*EXERCISE REQUIREMENTS*. Give the material once more, word for word, without any images.

*DATASET RECORDS*.
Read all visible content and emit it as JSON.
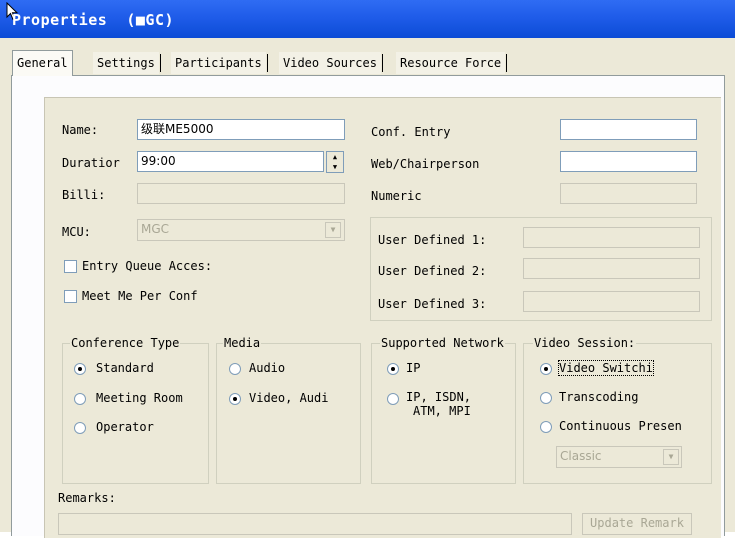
{
  "window": {
    "title": "Properties  (■GC)"
  },
  "tabs": [
    {
      "label": "General",
      "active": true
    },
    {
      "label": "Settings",
      "active": false
    },
    {
      "label": "Participants",
      "active": false
    },
    {
      "label": "Video Sources",
      "active": false
    },
    {
      "label": "Resource Force",
      "active": false
    }
  ],
  "general": {
    "name_label": "Name:",
    "name_value": "级联ME5000",
    "duration_label": "Duratior",
    "duration_value": "99:00",
    "billing_label": "Billi:",
    "billing_value": "",
    "mcu_label": "MCU:",
    "mcu_value": "MGC",
    "entry_queue_label": "Entry Queue Acces:",
    "entry_queue_checked": false,
    "meet_me_label": "Meet Me Per Conf",
    "meet_me_checked": false,
    "conf_entry_label": "Conf. Entry",
    "conf_entry_value": "",
    "web_chair_label": "Web/Chairperson",
    "web_chair_value": "",
    "numeric_label": "Numeric",
    "numeric_value": "",
    "user_defined": [
      {
        "label": "User Defined 1:",
        "value": ""
      },
      {
        "label": "User Defined 2:",
        "value": ""
      },
      {
        "label": "User Defined 3:",
        "value": ""
      }
    ]
  },
  "conference_type": {
    "title": "Conference Type",
    "options": [
      "Standard",
      "Meeting Room",
      "Operator"
    ],
    "selected": "Standard"
  },
  "media": {
    "title": "Media",
    "options": [
      "Audio",
      "Video, Audi"
    ],
    "selected": "Video, Audi"
  },
  "supported_network": {
    "title": "Supported Network",
    "options": [
      "IP",
      "IP, ISDN,",
      "ATM, MPI"
    ],
    "selected": "IP"
  },
  "video_session": {
    "title": "Video Session:",
    "options": [
      "Video Switchi",
      "Transcoding",
      "Continuous Presen"
    ],
    "selected": "Video Switchi",
    "layout_value": "Classic"
  },
  "remarks": {
    "label": "Remarks:",
    "value": "",
    "update_button": "Update Remark"
  },
  "colors": {
    "titlebar": "#0c4cd6",
    "dialog_bg": "#ece9d8",
    "field_border": "#7f9db9"
  }
}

*THE REPLY*.
Read all visible content and emit it as JSON.
{
  "window": {
    "title": "Properties  (■GC)"
  },
  "tabs": [
    {
      "label": "General",
      "active": true
    },
    {
      "label": "Settings",
      "active": false
    },
    {
      "label": "Participants",
      "active": false
    },
    {
      "label": "Video Sources",
      "active": false
    },
    {
      "label": "Resource Force",
      "active": false
    }
  ],
  "general": {
    "name_label": "Name:",
    "name_value": "级联ME5000",
    "duration_label": "Duratior",
    "duration_value": "99:00",
    "billing_label": "Billi:",
    "billing_value": "",
    "mcu_label": "MCU:",
    "mcu_value": "MGC",
    "entry_queue_label": "Entry Queue Acces:",
    "entry_queue_checked": false,
    "meet_me_label": "Meet Me Per Conf",
    "meet_me_checked": false,
    "conf_entry_label": "Conf. Entry",
    "conf_entry_value": "",
    "web_chair_label": "Web/Chairperson",
    "web_chair_value": "",
    "numeric_label": "Numeric",
    "numeric_value": "",
    "user_defined": [
      {
        "label": "User Defined 1:",
        "value": ""
      },
      {
        "label": "User Defined 2:",
        "value": ""
      },
      {
        "label": "User Defined 3:",
        "value": ""
      }
    ]
  },
  "conference_type": {
    "title": "Conference Type",
    "options": [
      "Standard",
      "Meeting Room",
      "Operator"
    ],
    "selected": "Standard"
  },
  "media": {
    "title": "Media",
    "options": [
      "Audio",
      "Video, Audi"
    ],
    "selected": "Video, Audi"
  },
  "supported_network": {
    "title": "Supported Network",
    "options": [
      "IP",
      "IP, ISDN,",
      "ATM, MPI"
    ],
    "selected": "IP"
  },
  "video_session": {
    "title": "Video Session:",
    "options": [
      "Video Switchi",
      "Transcoding",
      "Continuous Presen"
    ],
    "selected": "Video Switchi",
    "layout_value": "Classic"
  },
  "remarks": {
    "label": "Remarks:",
    "value": "",
    "update_button": "Update Remark"
  },
  "colors": {
    "titlebar": "#0c4cd6",
    "dialog_bg": "#ece9d8",
    "field_border": "#7f9db9"
  }
}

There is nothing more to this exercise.